What to do: From the listing below, pull out the lines that hold "load".

Exercise material:
* * * *

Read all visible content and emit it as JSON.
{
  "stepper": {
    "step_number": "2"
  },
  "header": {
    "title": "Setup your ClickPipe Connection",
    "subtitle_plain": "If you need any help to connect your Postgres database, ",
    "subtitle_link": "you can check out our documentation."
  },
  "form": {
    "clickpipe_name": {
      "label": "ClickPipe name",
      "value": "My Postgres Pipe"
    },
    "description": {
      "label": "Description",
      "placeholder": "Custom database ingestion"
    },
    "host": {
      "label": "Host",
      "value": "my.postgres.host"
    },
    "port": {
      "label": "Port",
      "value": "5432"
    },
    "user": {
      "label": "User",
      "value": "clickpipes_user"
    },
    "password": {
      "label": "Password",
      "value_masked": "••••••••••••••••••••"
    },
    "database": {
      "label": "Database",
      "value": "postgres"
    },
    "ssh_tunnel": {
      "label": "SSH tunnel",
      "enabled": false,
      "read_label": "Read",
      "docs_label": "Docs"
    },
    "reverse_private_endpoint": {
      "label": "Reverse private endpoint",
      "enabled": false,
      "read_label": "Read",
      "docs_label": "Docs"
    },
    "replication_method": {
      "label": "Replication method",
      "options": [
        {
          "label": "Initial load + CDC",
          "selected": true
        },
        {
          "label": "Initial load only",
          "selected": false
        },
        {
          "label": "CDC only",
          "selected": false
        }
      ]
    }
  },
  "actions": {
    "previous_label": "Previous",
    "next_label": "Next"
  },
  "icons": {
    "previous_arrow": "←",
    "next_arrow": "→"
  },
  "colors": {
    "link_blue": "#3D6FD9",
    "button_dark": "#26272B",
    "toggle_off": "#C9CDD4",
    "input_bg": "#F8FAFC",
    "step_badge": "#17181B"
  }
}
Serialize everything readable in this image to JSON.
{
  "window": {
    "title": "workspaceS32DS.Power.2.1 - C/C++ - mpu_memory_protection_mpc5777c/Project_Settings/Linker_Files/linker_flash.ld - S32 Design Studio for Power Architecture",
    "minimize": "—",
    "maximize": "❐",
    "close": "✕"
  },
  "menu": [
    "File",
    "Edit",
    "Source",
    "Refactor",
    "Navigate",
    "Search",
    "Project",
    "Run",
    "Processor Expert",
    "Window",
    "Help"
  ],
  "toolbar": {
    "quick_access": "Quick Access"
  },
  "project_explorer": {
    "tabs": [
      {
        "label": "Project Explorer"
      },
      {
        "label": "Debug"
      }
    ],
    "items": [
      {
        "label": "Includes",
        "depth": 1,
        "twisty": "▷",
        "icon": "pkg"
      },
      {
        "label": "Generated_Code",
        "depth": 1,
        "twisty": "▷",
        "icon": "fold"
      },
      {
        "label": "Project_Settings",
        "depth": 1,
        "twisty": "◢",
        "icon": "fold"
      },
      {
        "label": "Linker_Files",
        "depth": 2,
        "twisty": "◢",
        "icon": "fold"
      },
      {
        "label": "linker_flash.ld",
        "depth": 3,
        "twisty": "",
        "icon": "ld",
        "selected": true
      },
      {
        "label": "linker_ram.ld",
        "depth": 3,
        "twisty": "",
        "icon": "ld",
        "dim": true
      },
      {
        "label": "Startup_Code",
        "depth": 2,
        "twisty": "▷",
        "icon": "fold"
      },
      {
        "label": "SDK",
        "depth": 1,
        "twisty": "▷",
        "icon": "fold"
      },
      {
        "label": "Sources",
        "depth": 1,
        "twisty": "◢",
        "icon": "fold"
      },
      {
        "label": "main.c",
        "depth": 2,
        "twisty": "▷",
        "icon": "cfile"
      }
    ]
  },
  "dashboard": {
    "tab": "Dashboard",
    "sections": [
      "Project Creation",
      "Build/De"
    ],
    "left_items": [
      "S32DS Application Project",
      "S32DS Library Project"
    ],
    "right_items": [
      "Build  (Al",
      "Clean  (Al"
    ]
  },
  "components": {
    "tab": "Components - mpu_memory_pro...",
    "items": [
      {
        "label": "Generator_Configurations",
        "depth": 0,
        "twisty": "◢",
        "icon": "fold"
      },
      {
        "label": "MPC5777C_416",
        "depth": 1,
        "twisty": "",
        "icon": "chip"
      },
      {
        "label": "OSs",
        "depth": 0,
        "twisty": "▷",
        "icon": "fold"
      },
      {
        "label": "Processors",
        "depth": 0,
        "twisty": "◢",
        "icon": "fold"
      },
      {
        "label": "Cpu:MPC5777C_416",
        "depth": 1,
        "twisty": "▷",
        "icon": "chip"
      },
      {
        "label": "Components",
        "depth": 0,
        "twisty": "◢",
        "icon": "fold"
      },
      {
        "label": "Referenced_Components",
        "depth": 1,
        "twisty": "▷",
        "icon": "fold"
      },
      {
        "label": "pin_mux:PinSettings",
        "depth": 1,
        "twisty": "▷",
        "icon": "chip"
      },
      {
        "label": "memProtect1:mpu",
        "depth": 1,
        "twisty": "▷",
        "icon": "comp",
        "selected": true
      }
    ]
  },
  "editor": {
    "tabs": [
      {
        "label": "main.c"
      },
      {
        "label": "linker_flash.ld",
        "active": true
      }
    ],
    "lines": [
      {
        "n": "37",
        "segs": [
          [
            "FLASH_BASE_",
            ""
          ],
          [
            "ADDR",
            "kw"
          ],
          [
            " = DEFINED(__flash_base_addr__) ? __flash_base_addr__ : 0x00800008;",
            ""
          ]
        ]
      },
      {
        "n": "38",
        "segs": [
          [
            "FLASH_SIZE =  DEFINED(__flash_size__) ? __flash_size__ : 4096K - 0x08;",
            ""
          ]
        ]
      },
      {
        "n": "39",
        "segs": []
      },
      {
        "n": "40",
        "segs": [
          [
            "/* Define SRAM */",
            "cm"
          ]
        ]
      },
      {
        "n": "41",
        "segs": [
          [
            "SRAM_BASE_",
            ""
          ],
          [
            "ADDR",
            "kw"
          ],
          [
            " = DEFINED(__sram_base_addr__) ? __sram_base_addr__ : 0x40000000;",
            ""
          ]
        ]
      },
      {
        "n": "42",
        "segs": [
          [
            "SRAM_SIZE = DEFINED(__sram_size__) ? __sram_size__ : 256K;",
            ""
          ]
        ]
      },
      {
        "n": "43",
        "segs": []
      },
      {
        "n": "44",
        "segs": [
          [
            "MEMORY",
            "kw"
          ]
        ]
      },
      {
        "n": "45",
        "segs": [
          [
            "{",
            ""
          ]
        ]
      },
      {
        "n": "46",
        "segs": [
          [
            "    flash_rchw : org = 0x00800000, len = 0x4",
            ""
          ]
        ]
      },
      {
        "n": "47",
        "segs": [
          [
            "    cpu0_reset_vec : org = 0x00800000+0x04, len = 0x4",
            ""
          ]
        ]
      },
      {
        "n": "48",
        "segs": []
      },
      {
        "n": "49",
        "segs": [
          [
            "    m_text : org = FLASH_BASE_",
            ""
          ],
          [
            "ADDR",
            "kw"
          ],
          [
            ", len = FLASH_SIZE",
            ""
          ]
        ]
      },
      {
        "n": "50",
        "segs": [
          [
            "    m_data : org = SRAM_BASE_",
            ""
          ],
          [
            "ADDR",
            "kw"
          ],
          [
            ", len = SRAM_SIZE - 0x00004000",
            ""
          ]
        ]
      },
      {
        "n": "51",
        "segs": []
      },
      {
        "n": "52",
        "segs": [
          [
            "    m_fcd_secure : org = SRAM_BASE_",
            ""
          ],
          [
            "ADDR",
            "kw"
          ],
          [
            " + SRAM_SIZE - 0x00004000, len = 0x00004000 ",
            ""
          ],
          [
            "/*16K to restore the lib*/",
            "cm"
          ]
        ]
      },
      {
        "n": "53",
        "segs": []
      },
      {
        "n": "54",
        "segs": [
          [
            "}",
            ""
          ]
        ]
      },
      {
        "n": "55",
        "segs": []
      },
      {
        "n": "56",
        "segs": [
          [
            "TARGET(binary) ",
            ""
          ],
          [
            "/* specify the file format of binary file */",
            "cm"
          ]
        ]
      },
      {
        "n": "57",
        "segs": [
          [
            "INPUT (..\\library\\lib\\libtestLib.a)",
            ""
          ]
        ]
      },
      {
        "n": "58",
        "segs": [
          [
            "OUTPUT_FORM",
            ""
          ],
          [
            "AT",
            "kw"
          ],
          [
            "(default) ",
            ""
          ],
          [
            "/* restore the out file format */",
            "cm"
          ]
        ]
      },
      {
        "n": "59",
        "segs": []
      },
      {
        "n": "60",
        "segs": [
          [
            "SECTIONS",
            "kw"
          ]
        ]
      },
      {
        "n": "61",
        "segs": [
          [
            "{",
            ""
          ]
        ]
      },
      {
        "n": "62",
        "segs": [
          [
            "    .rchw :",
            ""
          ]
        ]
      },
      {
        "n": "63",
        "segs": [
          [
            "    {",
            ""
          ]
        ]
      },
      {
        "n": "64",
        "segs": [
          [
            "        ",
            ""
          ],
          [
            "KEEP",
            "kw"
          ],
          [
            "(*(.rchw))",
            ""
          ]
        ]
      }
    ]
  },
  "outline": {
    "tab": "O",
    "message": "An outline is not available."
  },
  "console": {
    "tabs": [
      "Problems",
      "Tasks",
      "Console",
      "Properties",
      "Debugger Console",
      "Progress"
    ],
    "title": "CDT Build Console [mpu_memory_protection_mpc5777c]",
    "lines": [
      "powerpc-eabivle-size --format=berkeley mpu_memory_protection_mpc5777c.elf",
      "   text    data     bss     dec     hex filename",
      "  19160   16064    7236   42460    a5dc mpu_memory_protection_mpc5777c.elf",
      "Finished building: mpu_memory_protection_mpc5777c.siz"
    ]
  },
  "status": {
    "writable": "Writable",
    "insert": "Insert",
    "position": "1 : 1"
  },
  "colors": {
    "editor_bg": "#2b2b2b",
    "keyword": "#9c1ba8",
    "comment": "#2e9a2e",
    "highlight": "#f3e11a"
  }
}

* * * *

Final result:
          "label": "Initial load + CDC",
          "label": "Initial load only",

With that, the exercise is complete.